Required work:
Everything in the listing except the pictures should be written out exactly.

===== The input =====

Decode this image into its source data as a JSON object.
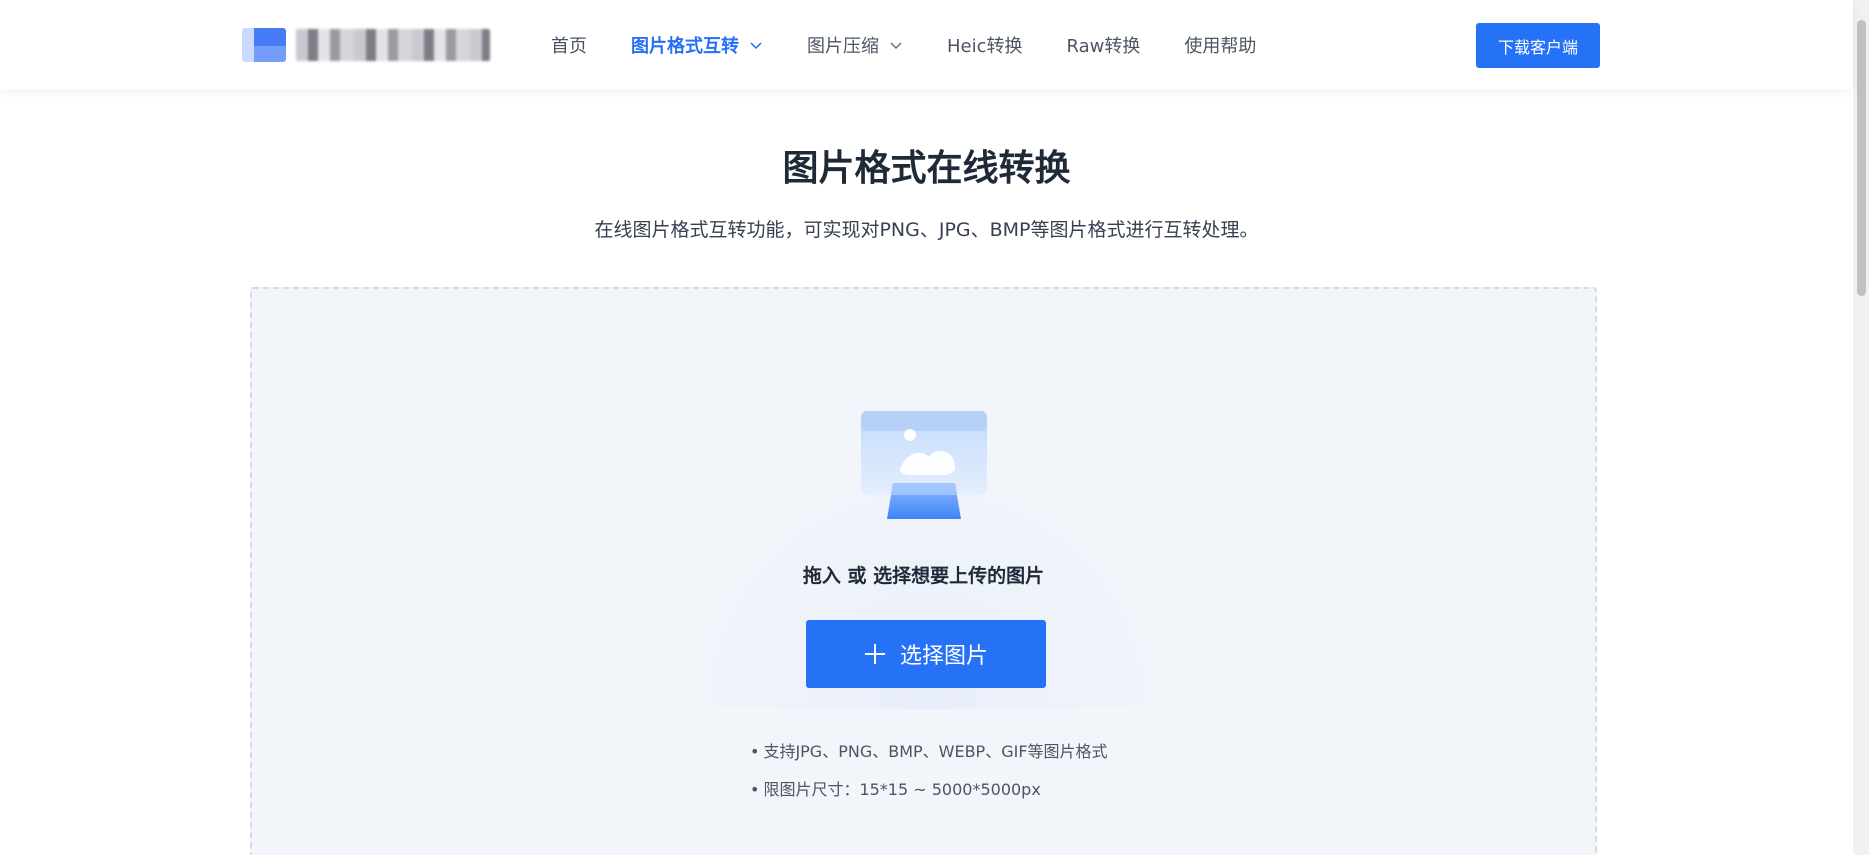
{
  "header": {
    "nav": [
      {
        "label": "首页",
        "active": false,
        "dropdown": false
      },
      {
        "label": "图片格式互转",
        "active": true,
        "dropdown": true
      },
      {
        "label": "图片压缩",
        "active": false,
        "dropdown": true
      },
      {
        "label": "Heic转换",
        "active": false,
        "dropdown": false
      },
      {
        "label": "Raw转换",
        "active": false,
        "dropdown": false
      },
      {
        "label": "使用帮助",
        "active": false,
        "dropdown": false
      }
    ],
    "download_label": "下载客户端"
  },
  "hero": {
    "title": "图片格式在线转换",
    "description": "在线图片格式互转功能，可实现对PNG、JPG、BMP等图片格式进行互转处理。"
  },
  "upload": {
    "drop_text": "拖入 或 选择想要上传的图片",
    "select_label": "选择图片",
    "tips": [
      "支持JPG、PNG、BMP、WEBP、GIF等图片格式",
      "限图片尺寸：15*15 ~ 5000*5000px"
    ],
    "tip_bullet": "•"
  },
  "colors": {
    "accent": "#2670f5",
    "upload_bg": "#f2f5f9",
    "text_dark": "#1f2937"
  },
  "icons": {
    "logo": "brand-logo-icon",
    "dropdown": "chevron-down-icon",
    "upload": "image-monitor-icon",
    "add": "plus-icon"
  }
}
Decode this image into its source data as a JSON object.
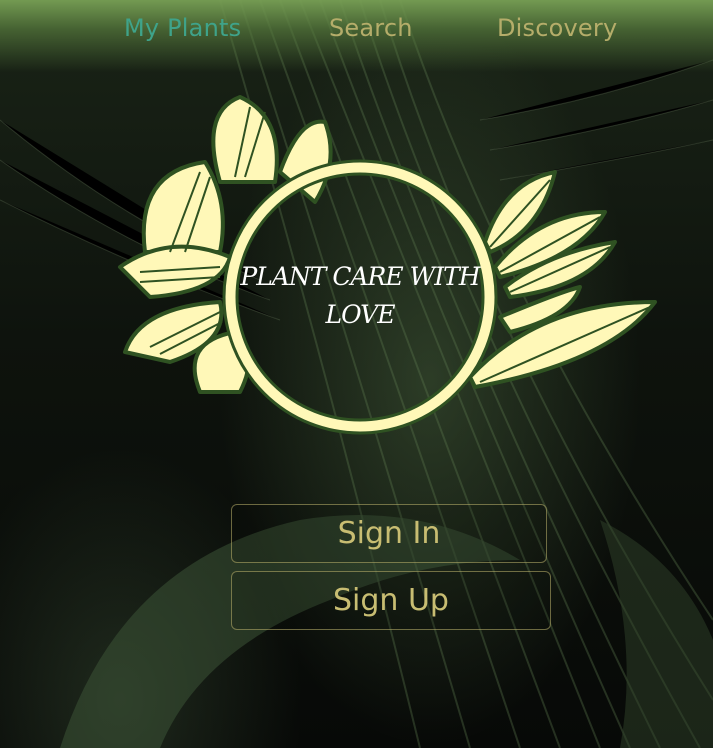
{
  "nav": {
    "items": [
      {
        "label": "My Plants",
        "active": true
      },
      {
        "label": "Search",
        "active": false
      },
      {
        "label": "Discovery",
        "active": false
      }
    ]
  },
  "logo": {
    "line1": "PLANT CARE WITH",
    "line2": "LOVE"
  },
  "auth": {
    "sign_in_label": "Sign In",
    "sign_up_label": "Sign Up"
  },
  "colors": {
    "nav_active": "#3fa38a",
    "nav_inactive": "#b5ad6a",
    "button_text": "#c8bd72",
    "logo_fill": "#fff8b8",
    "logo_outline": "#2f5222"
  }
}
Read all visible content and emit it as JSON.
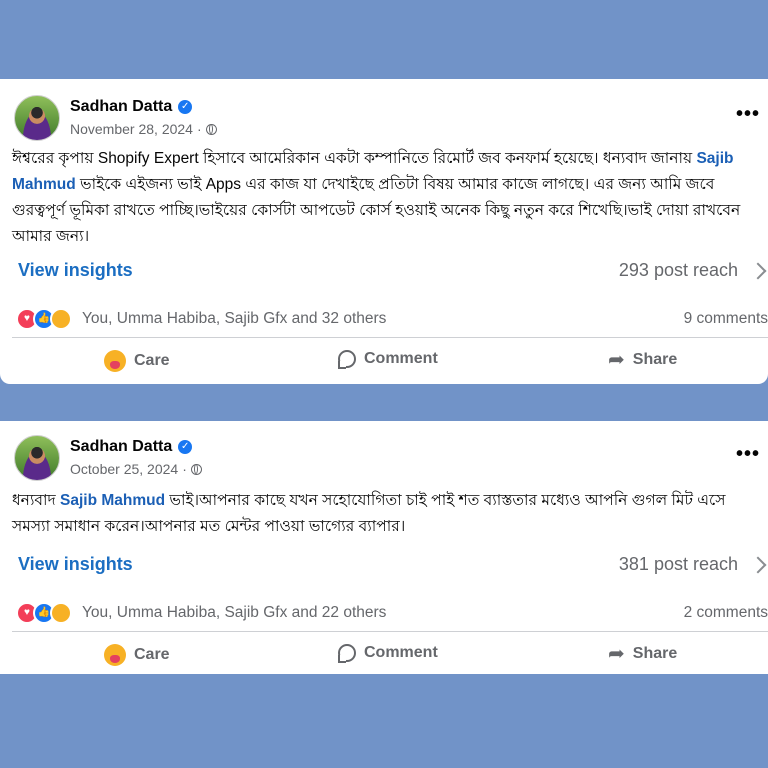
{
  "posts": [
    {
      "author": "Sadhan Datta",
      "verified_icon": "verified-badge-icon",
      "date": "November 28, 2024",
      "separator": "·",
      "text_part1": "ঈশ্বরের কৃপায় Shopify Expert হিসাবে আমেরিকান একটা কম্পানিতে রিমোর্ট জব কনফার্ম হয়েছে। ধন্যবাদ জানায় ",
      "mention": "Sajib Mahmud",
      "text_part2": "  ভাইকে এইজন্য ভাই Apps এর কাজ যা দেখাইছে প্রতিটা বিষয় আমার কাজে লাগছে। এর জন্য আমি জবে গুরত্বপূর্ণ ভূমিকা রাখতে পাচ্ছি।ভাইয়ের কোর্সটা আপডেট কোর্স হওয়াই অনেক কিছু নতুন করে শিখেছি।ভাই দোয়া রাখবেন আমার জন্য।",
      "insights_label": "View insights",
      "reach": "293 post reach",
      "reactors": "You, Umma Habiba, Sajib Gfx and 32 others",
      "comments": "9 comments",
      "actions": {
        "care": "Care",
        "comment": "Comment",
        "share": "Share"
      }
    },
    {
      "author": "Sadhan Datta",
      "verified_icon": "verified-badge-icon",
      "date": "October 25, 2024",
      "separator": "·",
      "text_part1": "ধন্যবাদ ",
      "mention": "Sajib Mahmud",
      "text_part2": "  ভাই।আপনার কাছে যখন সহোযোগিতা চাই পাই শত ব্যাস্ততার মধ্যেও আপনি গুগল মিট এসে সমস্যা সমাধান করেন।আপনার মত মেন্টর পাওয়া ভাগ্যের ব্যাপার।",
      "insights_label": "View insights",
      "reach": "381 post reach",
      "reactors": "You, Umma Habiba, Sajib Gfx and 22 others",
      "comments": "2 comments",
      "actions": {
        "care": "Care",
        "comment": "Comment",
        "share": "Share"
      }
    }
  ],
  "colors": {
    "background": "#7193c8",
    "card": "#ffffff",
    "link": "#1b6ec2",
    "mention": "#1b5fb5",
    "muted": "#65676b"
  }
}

=====

Worked solution:
Decode this image into its source data as a JSON object.
{
  "header": {
    "nav": [
      {
        "label": "首页",
        "active": false,
        "dropdown": false
      },
      {
        "label": "图片格式互转",
        "active": true,
        "dropdown": true
      },
      {
        "label": "图片压缩",
        "active": false,
        "dropdown": true
      },
      {
        "label": "Heic转换",
        "active": false,
        "dropdown": false
      },
      {
        "label": "Raw转换",
        "active": false,
        "dropdown": false
      },
      {
        "label": "使用帮助",
        "active": false,
        "dropdown": false
      }
    ],
    "download_label": "下载客户端"
  },
  "hero": {
    "title": "图片格式在线转换",
    "description": "在线图片格式互转功能，可实现对PNG、JPG、BMP等图片格式进行互转处理。"
  },
  "upload": {
    "drop_text": "拖入 或 选择想要上传的图片",
    "select_label": "选择图片",
    "tips": [
      "支持JPG、PNG、BMP、WEBP、GIF等图片格式",
      "限图片尺寸：15*15 ~ 5000*5000px"
    ],
    "tip_bullet": "•"
  },
  "colors": {
    "accent": "#2670f5",
    "upload_bg": "#f2f5f9",
    "text_dark": "#1f2937"
  },
  "icons": {
    "logo": "brand-logo-icon",
    "dropdown": "chevron-down-icon",
    "upload": "image-monitor-icon",
    "add": "plus-icon"
  }
}
Decode this image into its source data as a JSON object.
{
  "nav": {
    "items": [
      {
        "label": "My Plants",
        "active": true
      },
      {
        "label": "Search",
        "active": false
      },
      {
        "label": "Discovery",
        "active": false
      }
    ]
  },
  "logo": {
    "line1": "PLANT CARE WITH",
    "line2": "LOVE"
  },
  "auth": {
    "sign_in_label": "Sign In",
    "sign_up_label": "Sign Up"
  },
  "colors": {
    "nav_active": "#3fa38a",
    "nav_inactive": "#b5ad6a",
    "button_text": "#c8bd72",
    "logo_fill": "#fff8b8",
    "logo_outline": "#2f5222"
  }
}
Read all visible content and emit it as JSON.
{
  "posts": [
    {
      "author": "Sadhan Datta",
      "verified_icon": "verified-badge-icon",
      "date": "November 28, 2024",
      "separator": "·",
      "text_part1": "ঈশ্বরের কৃপায় Shopify Expert হিসাবে আমেরিকান একটা কম্পানিতে রিমোর্ট জব কনফার্ম হয়েছে। ধন্যবাদ জানায় ",
      "mention": "Sajib Mahmud",
      "text_part2": "  ভাইকে এইজন্য ভাই Apps এর কাজ যা দেখাইছে প্রতিটা বিষয় আমার কাজে লাগছে। এর জন্য আমি জবে গুরত্বপূর্ণ ভূমিকা রাখতে পাচ্ছি।ভাইয়ের কোর্সটা আপডেট কোর্স হওয়াই অনেক কিছু নতুন করে শিখেছি।ভাই দোয়া রাখবেন আমার জন্য।",
      "insights_label": "View insights",
      "reach": "293 post reach",
      "reactors": "You, Umma Habiba, Sajib Gfx and 32 others",
      "comments": "9 comments",
      "actions": {
        "care": "Care",
        "comment": "Comment",
        "share": "Share"
      }
    },
    {
      "author": "Sadhan Datta",
      "verified_icon": "verified-badge-icon",
      "date": "October 25, 2024",
      "separator": "·",
      "text_part1": "ধন্যবাদ ",
      "mention": "Sajib Mahmud",
      "text_part2": "  ভাই।আপনার কাছে যখন সহোযোগিতা চাই পাই শত ব্যাস্ততার মধ্যেও আপনি গুগল মিট এসে সমস্যা সমাধান করেন।আপনার মত মেন্টর পাওয়া ভাগ্যের ব্যাপার।",
      "insights_label": "View insights",
      "reach": "381 post reach",
      "reactors": "You, Umma Habiba, Sajib Gfx and 22 others",
      "comments": "2 comments",
      "actions": {
        "care": "Care",
        "comment": "Comment",
        "share": "Share"
      }
    }
  ],
  "colors": {
    "background": "#7193c8",
    "card": "#ffffff",
    "link": "#1b6ec2",
    "mention": "#1b5fb5",
    "muted": "#65676b"
  }
}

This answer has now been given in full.